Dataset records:
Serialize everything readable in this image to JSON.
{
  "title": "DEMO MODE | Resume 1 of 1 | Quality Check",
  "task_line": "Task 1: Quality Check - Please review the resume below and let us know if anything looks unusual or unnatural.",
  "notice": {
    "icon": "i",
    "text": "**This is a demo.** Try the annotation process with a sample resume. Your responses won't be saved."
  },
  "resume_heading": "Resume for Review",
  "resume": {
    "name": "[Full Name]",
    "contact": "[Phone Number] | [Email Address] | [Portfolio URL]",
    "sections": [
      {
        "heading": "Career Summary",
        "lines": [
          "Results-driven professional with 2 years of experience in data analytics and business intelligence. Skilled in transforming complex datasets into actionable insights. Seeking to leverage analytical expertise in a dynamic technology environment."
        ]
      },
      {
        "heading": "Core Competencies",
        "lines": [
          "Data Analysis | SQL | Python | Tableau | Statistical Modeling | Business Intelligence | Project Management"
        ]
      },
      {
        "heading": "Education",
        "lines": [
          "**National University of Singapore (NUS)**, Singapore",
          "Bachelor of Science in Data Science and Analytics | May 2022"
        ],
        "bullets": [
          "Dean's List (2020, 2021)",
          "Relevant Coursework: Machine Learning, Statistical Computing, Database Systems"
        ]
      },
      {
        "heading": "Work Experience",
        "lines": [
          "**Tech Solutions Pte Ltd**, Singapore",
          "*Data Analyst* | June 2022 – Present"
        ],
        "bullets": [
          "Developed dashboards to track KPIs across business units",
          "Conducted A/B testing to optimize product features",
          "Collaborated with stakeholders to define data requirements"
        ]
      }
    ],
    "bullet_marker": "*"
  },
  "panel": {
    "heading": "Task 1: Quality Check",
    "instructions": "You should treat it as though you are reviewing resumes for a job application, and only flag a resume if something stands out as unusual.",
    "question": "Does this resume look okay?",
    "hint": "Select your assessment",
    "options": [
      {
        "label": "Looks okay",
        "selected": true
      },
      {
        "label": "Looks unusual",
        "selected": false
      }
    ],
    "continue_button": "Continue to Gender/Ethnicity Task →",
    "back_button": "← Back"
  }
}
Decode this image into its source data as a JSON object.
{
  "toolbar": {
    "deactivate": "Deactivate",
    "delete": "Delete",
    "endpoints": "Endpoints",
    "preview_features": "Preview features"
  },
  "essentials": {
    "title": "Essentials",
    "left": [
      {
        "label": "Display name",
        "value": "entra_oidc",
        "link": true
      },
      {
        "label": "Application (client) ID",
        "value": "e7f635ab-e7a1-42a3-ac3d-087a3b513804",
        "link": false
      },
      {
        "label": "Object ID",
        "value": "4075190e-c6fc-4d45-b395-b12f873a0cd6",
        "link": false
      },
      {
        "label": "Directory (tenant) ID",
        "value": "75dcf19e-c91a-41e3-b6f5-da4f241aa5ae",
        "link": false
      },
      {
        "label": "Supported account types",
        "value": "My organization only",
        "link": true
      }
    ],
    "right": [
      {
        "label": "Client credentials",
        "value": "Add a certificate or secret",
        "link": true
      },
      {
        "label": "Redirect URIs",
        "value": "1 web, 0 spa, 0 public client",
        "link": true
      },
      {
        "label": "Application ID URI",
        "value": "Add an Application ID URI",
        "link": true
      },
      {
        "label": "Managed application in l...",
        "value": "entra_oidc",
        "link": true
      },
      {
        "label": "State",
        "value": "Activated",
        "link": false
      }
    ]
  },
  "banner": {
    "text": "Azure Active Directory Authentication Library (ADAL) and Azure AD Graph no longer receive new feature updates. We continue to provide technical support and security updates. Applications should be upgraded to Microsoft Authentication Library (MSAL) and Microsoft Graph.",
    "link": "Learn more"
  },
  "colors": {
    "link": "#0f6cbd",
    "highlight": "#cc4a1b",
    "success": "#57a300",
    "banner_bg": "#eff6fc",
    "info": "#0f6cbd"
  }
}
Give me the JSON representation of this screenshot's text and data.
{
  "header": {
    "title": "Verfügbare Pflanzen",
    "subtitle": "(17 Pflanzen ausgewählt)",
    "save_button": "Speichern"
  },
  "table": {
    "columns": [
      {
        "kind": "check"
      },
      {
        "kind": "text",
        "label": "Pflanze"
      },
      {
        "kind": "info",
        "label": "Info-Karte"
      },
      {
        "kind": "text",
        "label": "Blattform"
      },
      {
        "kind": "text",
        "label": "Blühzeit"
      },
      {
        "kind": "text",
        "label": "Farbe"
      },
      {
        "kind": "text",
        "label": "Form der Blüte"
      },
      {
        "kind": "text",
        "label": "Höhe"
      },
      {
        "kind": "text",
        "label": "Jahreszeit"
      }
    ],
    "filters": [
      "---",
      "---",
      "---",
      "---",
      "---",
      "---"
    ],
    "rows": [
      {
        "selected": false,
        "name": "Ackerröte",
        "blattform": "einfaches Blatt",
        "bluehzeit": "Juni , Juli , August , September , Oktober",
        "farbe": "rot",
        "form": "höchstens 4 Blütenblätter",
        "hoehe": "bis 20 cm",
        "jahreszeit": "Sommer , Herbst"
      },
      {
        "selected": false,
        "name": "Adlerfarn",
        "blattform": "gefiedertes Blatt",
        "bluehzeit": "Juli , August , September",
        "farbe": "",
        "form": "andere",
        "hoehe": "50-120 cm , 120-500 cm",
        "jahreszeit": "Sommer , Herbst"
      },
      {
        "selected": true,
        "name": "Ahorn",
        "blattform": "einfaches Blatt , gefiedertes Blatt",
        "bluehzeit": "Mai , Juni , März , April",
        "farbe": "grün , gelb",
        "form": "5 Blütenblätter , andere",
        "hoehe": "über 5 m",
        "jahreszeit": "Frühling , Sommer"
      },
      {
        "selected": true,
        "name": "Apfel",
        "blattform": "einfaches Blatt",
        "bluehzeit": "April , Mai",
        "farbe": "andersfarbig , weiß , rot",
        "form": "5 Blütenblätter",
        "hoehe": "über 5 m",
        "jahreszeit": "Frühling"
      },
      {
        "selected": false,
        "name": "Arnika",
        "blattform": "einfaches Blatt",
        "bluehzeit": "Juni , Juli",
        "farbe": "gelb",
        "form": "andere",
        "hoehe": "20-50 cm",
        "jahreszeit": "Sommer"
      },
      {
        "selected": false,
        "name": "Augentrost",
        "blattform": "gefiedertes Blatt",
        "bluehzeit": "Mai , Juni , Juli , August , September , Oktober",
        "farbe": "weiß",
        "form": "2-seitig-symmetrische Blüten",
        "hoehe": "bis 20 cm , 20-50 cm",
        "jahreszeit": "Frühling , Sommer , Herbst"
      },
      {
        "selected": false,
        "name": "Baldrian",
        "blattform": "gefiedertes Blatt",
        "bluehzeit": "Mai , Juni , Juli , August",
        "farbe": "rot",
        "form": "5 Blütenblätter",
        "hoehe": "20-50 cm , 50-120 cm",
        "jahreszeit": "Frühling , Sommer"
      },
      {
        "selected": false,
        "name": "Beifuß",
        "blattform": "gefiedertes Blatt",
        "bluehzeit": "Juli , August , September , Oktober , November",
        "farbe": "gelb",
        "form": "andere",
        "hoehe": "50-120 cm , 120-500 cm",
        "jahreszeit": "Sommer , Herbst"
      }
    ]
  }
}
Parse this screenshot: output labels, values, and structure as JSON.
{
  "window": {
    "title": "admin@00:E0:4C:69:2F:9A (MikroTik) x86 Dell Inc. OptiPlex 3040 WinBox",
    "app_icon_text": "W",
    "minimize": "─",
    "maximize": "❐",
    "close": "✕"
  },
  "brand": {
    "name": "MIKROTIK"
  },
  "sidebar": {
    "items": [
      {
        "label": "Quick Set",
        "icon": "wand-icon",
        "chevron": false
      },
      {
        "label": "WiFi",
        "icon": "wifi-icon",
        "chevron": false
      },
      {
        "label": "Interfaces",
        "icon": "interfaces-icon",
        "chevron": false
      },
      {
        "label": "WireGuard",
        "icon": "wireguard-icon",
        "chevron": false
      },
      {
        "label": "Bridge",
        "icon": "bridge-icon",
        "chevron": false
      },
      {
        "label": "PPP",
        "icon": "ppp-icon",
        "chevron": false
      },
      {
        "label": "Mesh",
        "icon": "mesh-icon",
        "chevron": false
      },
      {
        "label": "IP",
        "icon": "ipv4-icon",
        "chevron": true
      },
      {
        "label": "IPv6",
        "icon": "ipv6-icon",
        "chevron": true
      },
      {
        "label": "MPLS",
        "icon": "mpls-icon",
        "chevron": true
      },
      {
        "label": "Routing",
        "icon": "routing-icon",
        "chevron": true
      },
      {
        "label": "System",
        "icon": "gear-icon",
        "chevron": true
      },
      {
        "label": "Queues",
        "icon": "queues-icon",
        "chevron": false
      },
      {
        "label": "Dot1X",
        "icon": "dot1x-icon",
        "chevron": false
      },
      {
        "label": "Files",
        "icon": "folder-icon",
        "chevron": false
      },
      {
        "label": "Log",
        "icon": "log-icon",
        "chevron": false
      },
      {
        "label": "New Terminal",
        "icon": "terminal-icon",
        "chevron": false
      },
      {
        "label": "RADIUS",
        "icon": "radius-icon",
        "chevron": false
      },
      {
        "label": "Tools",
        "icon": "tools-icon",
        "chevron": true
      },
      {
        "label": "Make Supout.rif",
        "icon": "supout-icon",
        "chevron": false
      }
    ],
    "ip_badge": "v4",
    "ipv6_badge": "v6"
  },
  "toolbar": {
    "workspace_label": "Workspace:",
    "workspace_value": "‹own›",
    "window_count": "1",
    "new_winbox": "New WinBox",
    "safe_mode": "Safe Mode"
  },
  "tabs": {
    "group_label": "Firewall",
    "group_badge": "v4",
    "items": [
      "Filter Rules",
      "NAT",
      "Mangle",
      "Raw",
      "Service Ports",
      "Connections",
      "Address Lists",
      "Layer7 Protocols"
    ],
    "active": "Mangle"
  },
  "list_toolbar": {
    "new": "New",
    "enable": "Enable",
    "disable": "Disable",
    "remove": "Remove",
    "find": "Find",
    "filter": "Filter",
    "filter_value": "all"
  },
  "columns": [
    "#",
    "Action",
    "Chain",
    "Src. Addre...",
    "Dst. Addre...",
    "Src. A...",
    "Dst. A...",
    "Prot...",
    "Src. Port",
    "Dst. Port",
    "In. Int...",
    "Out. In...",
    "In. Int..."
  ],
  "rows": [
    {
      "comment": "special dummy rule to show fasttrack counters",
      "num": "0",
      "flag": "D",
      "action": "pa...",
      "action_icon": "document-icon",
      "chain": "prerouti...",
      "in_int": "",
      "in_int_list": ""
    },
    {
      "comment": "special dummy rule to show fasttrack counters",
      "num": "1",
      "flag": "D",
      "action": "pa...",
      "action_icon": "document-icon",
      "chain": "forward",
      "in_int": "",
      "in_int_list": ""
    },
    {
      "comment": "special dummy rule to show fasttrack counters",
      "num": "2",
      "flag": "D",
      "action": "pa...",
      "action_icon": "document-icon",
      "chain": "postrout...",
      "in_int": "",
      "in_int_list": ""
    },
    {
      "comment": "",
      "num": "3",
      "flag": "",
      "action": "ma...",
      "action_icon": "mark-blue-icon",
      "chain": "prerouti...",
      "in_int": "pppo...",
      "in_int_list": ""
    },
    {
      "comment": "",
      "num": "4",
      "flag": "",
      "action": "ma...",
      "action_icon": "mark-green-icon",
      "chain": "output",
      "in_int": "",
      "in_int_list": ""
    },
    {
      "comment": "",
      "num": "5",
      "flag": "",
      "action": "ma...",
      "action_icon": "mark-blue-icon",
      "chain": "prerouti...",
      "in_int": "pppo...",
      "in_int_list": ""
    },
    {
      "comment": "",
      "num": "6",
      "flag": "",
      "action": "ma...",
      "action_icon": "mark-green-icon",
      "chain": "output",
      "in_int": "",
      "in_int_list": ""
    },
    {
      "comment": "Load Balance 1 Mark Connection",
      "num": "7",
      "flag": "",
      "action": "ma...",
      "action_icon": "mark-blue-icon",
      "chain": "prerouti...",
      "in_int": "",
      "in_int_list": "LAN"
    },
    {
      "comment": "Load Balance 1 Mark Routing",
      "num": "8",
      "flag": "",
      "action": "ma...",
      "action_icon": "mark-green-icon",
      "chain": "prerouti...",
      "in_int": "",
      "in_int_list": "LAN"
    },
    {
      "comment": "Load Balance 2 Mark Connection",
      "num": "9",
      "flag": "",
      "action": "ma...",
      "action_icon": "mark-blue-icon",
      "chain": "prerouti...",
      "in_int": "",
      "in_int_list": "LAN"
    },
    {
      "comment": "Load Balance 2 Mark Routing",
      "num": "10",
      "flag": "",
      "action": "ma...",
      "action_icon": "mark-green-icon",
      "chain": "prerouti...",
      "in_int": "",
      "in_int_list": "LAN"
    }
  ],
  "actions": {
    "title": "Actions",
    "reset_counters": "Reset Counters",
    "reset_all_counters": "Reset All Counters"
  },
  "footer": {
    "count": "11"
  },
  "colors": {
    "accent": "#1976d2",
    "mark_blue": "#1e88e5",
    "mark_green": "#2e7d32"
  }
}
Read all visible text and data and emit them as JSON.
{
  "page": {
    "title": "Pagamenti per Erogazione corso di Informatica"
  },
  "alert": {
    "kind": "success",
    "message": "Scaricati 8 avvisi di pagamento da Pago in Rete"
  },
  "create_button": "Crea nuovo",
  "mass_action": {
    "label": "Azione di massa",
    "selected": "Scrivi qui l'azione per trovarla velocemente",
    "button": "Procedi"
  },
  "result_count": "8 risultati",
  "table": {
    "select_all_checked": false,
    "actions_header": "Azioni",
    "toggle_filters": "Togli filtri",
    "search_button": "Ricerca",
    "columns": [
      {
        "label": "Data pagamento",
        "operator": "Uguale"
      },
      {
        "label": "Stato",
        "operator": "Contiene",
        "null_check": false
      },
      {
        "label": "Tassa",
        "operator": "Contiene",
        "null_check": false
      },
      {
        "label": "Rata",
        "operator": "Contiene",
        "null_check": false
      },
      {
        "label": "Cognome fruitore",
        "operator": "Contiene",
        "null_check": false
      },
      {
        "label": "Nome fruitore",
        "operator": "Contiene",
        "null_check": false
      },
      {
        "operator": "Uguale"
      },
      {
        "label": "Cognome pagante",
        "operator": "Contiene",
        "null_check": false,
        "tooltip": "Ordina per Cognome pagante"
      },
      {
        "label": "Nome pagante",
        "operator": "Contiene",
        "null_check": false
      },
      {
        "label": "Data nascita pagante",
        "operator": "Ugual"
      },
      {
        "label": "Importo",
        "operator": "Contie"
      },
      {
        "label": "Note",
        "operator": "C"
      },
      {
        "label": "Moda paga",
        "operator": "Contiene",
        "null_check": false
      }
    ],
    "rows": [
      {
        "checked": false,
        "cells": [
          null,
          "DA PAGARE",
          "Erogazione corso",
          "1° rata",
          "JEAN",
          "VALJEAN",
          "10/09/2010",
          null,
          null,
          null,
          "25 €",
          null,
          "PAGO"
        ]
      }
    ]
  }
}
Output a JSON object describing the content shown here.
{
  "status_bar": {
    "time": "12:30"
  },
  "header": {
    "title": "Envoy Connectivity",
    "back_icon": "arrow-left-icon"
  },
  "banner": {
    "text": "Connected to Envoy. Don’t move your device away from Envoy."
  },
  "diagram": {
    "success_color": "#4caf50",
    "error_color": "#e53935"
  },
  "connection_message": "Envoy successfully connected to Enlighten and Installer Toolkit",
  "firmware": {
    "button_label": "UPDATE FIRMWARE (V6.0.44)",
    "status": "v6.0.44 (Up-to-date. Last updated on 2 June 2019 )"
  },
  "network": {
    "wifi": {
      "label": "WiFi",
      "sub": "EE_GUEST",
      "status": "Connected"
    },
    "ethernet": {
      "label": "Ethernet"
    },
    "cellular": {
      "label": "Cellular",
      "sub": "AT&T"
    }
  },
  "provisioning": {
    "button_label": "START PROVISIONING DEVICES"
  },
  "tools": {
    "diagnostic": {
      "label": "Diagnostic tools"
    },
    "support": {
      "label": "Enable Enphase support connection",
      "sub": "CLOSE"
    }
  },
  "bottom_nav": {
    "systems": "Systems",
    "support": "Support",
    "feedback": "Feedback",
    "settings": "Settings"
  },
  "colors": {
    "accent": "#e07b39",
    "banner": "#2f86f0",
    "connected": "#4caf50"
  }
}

## Directions
Report how many lines in this data include the string "Singapore", and nothing else.

## Exercise result
2